'''

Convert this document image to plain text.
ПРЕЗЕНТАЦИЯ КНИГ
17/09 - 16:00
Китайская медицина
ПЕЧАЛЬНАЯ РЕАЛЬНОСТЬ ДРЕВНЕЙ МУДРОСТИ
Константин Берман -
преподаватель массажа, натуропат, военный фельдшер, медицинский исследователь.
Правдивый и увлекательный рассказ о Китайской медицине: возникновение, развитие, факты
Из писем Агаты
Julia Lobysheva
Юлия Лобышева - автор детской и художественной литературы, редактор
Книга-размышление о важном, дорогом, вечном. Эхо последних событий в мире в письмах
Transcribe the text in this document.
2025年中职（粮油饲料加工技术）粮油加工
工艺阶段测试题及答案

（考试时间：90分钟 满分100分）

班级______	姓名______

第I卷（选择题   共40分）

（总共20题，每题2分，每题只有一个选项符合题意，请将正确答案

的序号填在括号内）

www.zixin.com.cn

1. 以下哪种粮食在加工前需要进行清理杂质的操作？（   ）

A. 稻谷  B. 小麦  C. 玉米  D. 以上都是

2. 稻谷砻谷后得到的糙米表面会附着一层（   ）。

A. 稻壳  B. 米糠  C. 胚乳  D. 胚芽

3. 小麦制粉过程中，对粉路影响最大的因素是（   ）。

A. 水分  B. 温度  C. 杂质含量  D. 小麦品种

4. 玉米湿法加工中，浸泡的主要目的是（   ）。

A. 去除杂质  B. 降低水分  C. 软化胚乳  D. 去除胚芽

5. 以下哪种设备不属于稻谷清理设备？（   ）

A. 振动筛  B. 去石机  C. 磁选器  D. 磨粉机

'''

GOAL:
Reproduce the material above exactly; please quote every line of it.

TASK RESPONSE:
Convert this document image to plain text.
ПРЕЗЕНТАЦИЯ КНИГ
17/09 - 16:00
Китайская медицина
ПЕЧАЛЬНАЯ РЕАЛЬНОСТЬ ДРЕВНЕЙ МУДРОСТИ
Константин Берман -
преподаватель массажа, натуропат, военный фельдшер, медицинский исследователь.
Правдивый и увлекательный рассказ о Китайской медицине: возникновение, развитие, факты
Из писем Агаты
Julia Lobysheva
Юлия Лобышева - автор детской и художественной литературы, редактор
Книга-размышление о важном, дорогом, вечном. Эхо последних событий в мире в письмах
Transcribe the text in this document.
2025年中职（粮油饲料加工技术）粮油加工
工艺阶段测试题及答案

（考试时间：90分钟 满分100分）

班级______	姓名______

第I卷（选择题   共40分）

（总共20题，每题2分，每题只有一个选项符合题意，请将正确答案

的序号填在括号内）

www.zixin.com.cn

1. 以下哪种粮食在加工前需要进行清理杂质的操作？（   ）

A. 稻谷  B. 小麦  C. 玉米  D. 以上都是

2. 稻谷砻谷后得到的糙米表面会附着一层（   ）。

A. 稻壳  B. 米糠  C. 胚乳  D. 胚芽

3. 小麦制粉过程中，对粉路影响最大的因素是（   ）。

A. 水分  B. 温度  C. 杂质含量  D. 小麦品种

4. 玉米湿法加工中，浸泡的主要目的是（   ）。

A. 去除杂质  B. 降低水分  C. 软化胚乳  D. 去除胚芽

5. 以下哪种设备不属于稻谷清理设备？（   ）

A. 振动筛  B. 去石机  C. 磁选器  D. 磨粉机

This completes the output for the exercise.